Set exercise:
Transcribe all records exactly.

Given data:
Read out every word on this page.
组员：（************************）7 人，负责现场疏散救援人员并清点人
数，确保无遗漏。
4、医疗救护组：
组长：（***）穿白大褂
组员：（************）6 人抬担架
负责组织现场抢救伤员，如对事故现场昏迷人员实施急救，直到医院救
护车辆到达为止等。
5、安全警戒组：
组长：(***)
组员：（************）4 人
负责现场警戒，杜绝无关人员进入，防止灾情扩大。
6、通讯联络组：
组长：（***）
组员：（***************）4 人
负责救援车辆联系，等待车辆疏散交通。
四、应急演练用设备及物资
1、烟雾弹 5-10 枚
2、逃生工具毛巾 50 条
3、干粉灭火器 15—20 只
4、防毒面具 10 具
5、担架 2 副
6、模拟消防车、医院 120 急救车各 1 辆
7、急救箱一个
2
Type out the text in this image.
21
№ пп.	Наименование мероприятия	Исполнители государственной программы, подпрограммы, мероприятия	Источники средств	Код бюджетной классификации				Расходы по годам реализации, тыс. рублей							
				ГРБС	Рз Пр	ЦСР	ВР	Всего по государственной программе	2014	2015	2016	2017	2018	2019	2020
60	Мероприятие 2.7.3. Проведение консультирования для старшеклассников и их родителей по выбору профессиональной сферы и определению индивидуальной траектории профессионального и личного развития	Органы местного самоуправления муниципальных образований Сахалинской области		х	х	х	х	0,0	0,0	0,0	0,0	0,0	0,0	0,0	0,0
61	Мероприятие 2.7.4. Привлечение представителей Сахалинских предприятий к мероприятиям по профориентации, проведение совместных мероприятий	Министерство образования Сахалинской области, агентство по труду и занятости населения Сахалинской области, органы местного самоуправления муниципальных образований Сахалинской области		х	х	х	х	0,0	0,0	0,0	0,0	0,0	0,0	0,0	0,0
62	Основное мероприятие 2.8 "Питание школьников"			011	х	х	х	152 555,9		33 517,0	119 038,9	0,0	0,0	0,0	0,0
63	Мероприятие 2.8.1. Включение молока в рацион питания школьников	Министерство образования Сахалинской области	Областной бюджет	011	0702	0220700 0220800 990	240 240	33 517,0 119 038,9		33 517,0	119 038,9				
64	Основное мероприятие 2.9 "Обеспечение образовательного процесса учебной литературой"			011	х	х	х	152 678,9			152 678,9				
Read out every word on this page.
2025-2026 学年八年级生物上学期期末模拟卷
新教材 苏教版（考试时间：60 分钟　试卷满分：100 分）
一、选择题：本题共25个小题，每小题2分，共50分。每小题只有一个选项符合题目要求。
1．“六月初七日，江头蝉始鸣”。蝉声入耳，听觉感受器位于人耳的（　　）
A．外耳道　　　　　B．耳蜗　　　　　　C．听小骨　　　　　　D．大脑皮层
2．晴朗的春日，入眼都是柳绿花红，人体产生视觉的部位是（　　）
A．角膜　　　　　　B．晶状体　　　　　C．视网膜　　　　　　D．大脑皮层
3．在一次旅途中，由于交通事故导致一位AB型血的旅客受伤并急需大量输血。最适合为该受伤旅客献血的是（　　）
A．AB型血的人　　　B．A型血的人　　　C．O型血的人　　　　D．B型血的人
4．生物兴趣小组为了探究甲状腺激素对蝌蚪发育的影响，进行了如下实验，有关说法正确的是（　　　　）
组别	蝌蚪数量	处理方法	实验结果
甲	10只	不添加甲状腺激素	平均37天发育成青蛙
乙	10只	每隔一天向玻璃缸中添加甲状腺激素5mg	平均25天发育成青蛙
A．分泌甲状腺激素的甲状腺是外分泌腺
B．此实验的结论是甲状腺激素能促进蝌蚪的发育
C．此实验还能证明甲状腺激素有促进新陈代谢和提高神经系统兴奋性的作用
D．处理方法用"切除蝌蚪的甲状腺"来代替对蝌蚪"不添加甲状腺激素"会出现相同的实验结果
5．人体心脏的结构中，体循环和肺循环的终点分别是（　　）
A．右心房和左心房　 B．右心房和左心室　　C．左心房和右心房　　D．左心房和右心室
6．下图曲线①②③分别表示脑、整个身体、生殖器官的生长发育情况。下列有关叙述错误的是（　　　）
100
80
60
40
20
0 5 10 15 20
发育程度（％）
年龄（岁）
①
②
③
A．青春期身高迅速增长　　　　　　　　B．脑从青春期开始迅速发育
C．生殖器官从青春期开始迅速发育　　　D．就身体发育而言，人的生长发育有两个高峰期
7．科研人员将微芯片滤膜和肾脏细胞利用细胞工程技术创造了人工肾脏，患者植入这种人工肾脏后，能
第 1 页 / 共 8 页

Exercise response:
Read out every word on this page.
组员：（************************）7 人，负责现场疏散救援人员并清点人
数，确保无遗漏。
4、医疗救护组：
组长：（***）穿白大褂
组员：（************）6 人抬担架
负责组织现场抢救伤员，如对事故现场昏迷人员实施急救，直到医院救
护车辆到达为止等。
5、安全警戒组：
组长：(***)
组员：（************）4 人
负责现场警戒，杜绝无关人员进入，防止灾情扩大。
6、通讯联络组：
组长：（***）
组员：（***************）4 人
负责救援车辆联系，等待车辆疏散交通。
四、应急演练用设备及物资
1、烟雾弹 5-10 枚
2、逃生工具毛巾 50 条
3、干粉灭火器 15—20 只
4、防毒面具 10 具
5、担架 2 副
6、模拟消防车、医院 120 急救车各 1 辆
7、急救箱一个
2
Type out the text in this image.
21
№ пп.	Наименование мероприятия	Исполнители государственной программы, подпрограммы, мероприятия	Источники средств	Код бюджетной классификации				Расходы по годам реализации, тыс. рублей							
				ГРБС	Рз Пр	ЦСР	ВР	Всего по государственной программе	2014	2015	2016	2017	2018	2019	2020
60	Мероприятие 2.7.3. Проведение консультирования для старшеклассников и их родителей по выбору профессиональной сферы и определению индивидуальной траектории профессионального и личного развития	Органы местного самоуправления муниципальных образований Сахалинской области		х	х	х	х	0,0	0,0	0,0	0,0	0,0	0,0	0,0	0,0
61	Мероприятие 2.7.4. Привлечение представителей Сахалинских предприятий к мероприятиям по профориентации, проведение совместных мероприятий	Министерство образования Сахалинской области, агентство по труду и занятости населения Сахалинской области, органы местного самоуправления муниципальных образований Сахалинской области		х	х	х	х	0,0	0,0	0,0	0,0	0,0	0,0	0,0	0,0
62	Основное мероприятие 2.8 "Питание школьников"			011	х	х	х	152 555,9		33 517,0	119 038,9	0,0	0,0	0,0	0,0
63	Мероприятие 2.8.1. Включение молока в рацион питания школьников	Министерство образования Сахалинской области	Областной бюджет	011	0702	0220700 0220800 990	240 240	33 517,0 119 038,9		33 517,0	119 038,9				
64	Основное мероприятие 2.9 "Обеспечение образовательного процесса учебной литературой"			011	х	х	х	152 678,9			152 678,9				
Read out every word on this page.
2025-2026 学年八年级生物上学期期末模拟卷
新教材 苏教版（考试时间：60 分钟　试卷满分：100 分）
一、选择题：本题共25个小题，每小题2分，共50分。每小题只有一个选项符合题目要求。
1．“六月初七日，江头蝉始鸣”。蝉声入耳，听觉感受器位于人耳的（　　）
A．外耳道　　　　　B．耳蜗　　　　　　C．听小骨　　　　　　D．大脑皮层
2．晴朗的春日，入眼都是柳绿花红，人体产生视觉的部位是（　　）
A．角膜　　　　　　B．晶状体　　　　　C．视网膜　　　　　　D．大脑皮层
3．在一次旅途中，由于交通事故导致一位AB型血的旅客受伤并急需大量输血。最适合为该受伤旅客献血的是（　　）
A．AB型血的人　　　B．A型血的人　　　C．O型血的人　　　　D．B型血的人
4．生物兴趣小组为了探究甲状腺激素对蝌蚪发育的影响，进行了如下实验，有关说法正确的是（　　　　）
组别	蝌蚪数量	处理方法	实验结果
甲	10只	不添加甲状腺激素	平均37天发育成青蛙
乙	10只	每隔一天向玻璃缸中添加甲状腺激素5mg	平均25天发育成青蛙
A．分泌甲状腺激素的甲状腺是外分泌腺
B．此实验的结论是甲状腺激素能促进蝌蚪的发育
C．此实验还能证明甲状腺激素有促进新陈代谢和提高神经系统兴奋性的作用
D．处理方法用"切除蝌蚪的甲状腺"来代替对蝌蚪"不添加甲状腺激素"会出现相同的实验结果
5．人体心脏的结构中，体循环和肺循环的终点分别是（　　）
A．右心房和左心房　 B．右心房和左心室　　C．左心房和右心房　　D．左心房和右心室
6．下图曲线①②③分别表示脑、整个身体、生殖器官的生长发育情况。下列有关叙述错误的是（　　　）
100
80
60
40
20
0 5 10 15 20
发育程度（％）
年龄（岁）
①
②
③
A．青春期身高迅速增长　　　　　　　　B．脑从青春期开始迅速发育
C．生殖器官从青春期开始迅速发育　　　D．就身体发育而言，人的生长发育有两个高峰期
7．科研人员将微芯片滤膜和肾脏细胞利用细胞工程技术创造了人工肾脏，患者植入这种人工肾脏后，能
第 1 页 / 共 8 页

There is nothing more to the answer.